[Data items]
- - -
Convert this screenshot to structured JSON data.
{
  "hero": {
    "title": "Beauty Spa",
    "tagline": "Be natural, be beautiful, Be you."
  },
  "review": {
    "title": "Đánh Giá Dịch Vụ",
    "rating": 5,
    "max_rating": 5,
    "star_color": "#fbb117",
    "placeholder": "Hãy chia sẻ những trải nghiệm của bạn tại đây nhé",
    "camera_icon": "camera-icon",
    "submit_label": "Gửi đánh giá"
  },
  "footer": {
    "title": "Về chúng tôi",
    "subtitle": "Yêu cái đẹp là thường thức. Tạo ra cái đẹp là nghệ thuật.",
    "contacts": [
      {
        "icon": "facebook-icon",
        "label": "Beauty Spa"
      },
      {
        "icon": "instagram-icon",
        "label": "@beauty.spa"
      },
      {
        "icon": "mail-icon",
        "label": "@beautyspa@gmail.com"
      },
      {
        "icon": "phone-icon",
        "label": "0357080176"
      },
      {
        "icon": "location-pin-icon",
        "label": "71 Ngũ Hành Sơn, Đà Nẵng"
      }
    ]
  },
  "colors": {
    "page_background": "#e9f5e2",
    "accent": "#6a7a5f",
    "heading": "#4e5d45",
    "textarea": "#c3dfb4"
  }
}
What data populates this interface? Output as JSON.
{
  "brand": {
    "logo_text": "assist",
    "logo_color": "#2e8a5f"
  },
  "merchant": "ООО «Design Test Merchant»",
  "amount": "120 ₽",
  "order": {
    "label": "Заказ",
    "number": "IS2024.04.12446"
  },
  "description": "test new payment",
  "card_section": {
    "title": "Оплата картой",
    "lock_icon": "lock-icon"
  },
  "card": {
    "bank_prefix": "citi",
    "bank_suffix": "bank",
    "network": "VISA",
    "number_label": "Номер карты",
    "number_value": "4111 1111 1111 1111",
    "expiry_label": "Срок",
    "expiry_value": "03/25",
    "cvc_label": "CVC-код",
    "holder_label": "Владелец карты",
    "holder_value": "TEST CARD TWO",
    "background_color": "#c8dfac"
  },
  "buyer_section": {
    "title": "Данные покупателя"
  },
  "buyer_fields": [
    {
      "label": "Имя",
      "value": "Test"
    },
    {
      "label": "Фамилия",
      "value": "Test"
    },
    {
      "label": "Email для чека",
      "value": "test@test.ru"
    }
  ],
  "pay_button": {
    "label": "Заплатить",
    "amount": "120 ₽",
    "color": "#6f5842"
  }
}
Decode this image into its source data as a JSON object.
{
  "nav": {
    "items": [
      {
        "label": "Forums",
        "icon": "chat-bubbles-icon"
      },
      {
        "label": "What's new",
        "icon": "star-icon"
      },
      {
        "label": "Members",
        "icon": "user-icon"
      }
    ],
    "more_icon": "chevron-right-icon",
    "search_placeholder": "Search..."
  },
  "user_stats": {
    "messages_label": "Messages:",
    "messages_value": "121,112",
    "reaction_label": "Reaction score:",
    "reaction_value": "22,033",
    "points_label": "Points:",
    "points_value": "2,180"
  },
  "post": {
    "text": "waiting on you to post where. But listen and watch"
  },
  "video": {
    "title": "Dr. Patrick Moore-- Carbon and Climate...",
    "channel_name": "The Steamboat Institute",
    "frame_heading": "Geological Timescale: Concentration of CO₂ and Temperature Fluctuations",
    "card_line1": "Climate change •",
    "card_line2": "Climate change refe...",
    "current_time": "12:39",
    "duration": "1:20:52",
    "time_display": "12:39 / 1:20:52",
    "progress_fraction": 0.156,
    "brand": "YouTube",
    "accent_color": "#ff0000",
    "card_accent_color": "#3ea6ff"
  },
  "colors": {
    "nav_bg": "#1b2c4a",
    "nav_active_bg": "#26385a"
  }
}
- - -
Repeat every record, keeping each word and mark exactly as it is.

Convert this screenshot to structured JSON data.
{
  "hero": {
    "title": "Beauty Spa",
    "tagline": "Be natural, be beautiful, Be you."
  },
  "review": {
    "title": "Đánh Giá Dịch Vụ",
    "rating": 5,
    "max_rating": 5,
    "star_color": "#fbb117",
    "placeholder": "Hãy chia sẻ những trải nghiệm của bạn tại đây nhé",
    "camera_icon": "camera-icon",
    "submit_label": "Gửi đánh giá"
  },
  "footer": {
    "title": "Về chúng tôi",
    "subtitle": "Yêu cái đẹp là thường thức. Tạo ra cái đẹp là nghệ thuật.",
    "contacts": [
      {
        "icon": "facebook-icon",
        "label": "Beauty Spa"
      },
      {
        "icon": "instagram-icon",
        "label": "@beauty.spa"
      },
      {
        "icon": "mail-icon",
        "label": "@beautyspa@gmail.com"
      },
      {
        "icon": "phone-icon",
        "label": "0357080176"
      },
      {
        "icon": "location-pin-icon",
        "label": "71 Ngũ Hành Sơn, Đà Nẵng"
      }
    ]
  },
  "colors": {
    "page_background": "#e9f5e2",
    "accent": "#6a7a5f",
    "heading": "#4e5d45",
    "textarea": "#c3dfb4"
  }
}
What data populates this interface? Output as JSON.
{
  "brand": {
    "logo_text": "assist",
    "logo_color": "#2e8a5f"
  },
  "merchant": "ООО «Design Test Merchant»",
  "amount": "120 ₽",
  "order": {
    "label": "Заказ",
    "number": "IS2024.04.12446"
  },
  "description": "test new payment",
  "card_section": {
    "title": "Оплата картой",
    "lock_icon": "lock-icon"
  },
  "card": {
    "bank_prefix": "citi",
    "bank_suffix": "bank",
    "network": "VISA",
    "number_label": "Номер карты",
    "number_value": "4111 1111 1111 1111",
    "expiry_label": "Срок",
    "expiry_value": "03/25",
    "cvc_label": "CVC-код",
    "holder_label": "Владелец карты",
    "holder_value": "TEST CARD TWO",
    "background_color": "#c8dfac"
  },
  "buyer_section": {
    "title": "Данные покупателя"
  },
  "buyer_fields": [
    {
      "label": "Имя",
      "value": "Test"
    },
    {
      "label": "Фамилия",
      "value": "Test"
    },
    {
      "label": "Email для чека",
      "value": "test@test.ru"
    }
  ],
  "pay_button": {
    "label": "Заплатить",
    "amount": "120 ₽",
    "color": "#6f5842"
  }
}
Decode this image into its source data as a JSON object.
{
  "nav": {
    "items": [
      {
        "label": "Forums",
        "icon": "chat-bubbles-icon"
      },
      {
        "label": "What's new",
        "icon": "star-icon"
      },
      {
        "label": "Members",
        "icon": "user-icon"
      }
    ],
    "more_icon": "chevron-right-icon",
    "search_placeholder": "Search..."
  },
  "user_stats": {
    "messages_label": "Messages:",
    "messages_value": "121,112",
    "reaction_label": "Reaction score:",
    "reaction_value": "22,033",
    "points_label": "Points:",
    "points_value": "2,180"
  },
  "post": {
    "text": "waiting on you to post where. But listen and watch"
  },
  "video": {
    "title": "Dr. Patrick Moore-- Carbon and Climate...",
    "channel_name": "The Steamboat Institute",
    "frame_heading": "Geological Timescale: Concentration of CO₂ and Temperature Fluctuations",
    "card_line1": "Climate change •",
    "card_line2": "Climate change refe...",
    "current_time": "12:39",
    "duration": "1:20:52",
    "time_display": "12:39 / 1:20:52",
    "progress_fraction": 0.156,
    "brand": "YouTube",
    "accent_color": "#ff0000",
    "card_accent_color": "#3ea6ff"
  },
  "colors": {
    "nav_bg": "#1b2c4a",
    "nav_active_bg": "#26385a"
  }
}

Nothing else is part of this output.